===== TEXTE À LIRE =====

Ces trois récurrences correspondent à trois grands stades du parcours des Exercices, qui sont aussi les trois grandes étapes classiques de la vie spirituelle : la voie purgative, la voie illuminative et la voie unitive, dont Ignace fait une certaine mention dans la dixième annotation. Autrement dit, la première connaissance intérieure est centrée sur la connaissance du moi, la deuxième sur la connaissance de l'Autre et la troisième sur la connaissance du Tout, là où le moi et le Toi de Dieu deviennent Un dans un don mutuel.
De plus, cette connaissance, parce qu'intérieure, se déploie dans une autre direction : dans la profondeur de la personne elle-même. Il y a toujours un « lieu » plus intérieur, plus intime, d'où jaillit la connaissance. Ce lieu intérieur est idendfié par toute la tradition spirituelle comme le « lieu du coeur », même si Ignace n'utilise jamais cette expression. Cependant, il parle très souvent de « sentir » 2. Ce « sentir » est l'unificateur de la « connaissance » et de l'« affection », et son « organe » est le « coeur » (kardia), siège de cette connaissance intérieure qui devient de plus en plus profonde et unitive. Précisons que ce sentir dans le coeur dépasse l'espace de l'affectivité (le thymôs grec), zone encore trop instable et périphérique de la personne.
La connaissance intérieure est un sentir intime proche du yadar (verbe hébreu qui désigne la connaissance de Dieu) qui est de l'ordre de l'union et de la communion 3. Cette union se produit dans l'« esprit » (pneuma) siégeant au centre de la personne, donc dans son coeur qui en serait en quelque sorte le « coffre ». L'esprit gardé par le coeur se situe dans un royaume plus vaste et plus profond que le psychisme. Pour y parvenir, il faut parcourir les étapes initiatiques proposées par Ignace.
On trouve donc dans les Exercices une dynamique ascendante (les « trois voies ») et une anthropologie descendante en cercles concentriques (« vers l'esprit caché dans le coeur »). Ainsi, le mouvement de l'expérience spirituelle proposée là est double : le sommet de l'union avec Dieu — qui devient pleine présence et transparence au monde — s'atteint par un « voyage » toujours plus profond vers l'intériorité. Le nom ignatien de la rencontre de ce double mouvement est l'élection, la manière dont je me donne — m'unis — à Dieu dans le monde. Cette élection est aussi une question de dévoilement, de connaissance intérieure, où Ignace distingue, comme nous allons le voir, trois « degrés » ou « manières » (175-188). Nous présenterons ici une compréhension globale de la transformation qu'opèrent les Exercices à partir de l'éveil de cette connaissance intérieure, où toute la personne s'ouvre à Dieu dans le monde par le don de soi, en devenant un vrai gnostique au sens le plus johannique et patristique du terme, amour et connaissance ne faisant qu'un 4.

=====

◆ CONSIGNE ◆
Recopiez à l'identique le passage du texte ci-dessus sur la connaissance intérieure, en commençant à « De plus, cette » et en terminant à « de la personne. ».

===== DONNÉES ENREGISTRÉES =====

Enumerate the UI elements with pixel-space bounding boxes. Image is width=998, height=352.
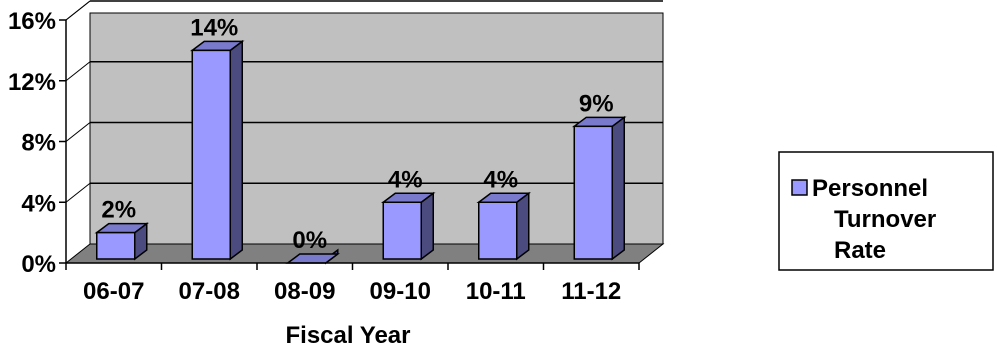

=====

◆ RÉPONSE ◆
De plus, cette connaissance, parce qu'intérieure, se déploie dans une autre direction : dans la profondeur de la personne elle-même. Il y a toujours un « lieu » plus intérieur, plus intime, d'où jaillit la connaissance. Ce lieu intérieur est idendfié par toute la tradition spirituelle comme le « lieu du coeur », même si Ignace n'utilise jamais cette expression. Cependant, il parle très souvent de « sentir » 2. Ce « sentir » est l'unificateur de la « connaissance » et de l'« affection », et son « organe » est le « coeur » (kardia), siège de cette connaissance intérieure qui devient de plus en plus profonde et unitive. Précisons que ce sentir dans le coeur dépasse l'espace de l'affectivité (le thymôs grec), zone encore trop instable et périphérique de la personne.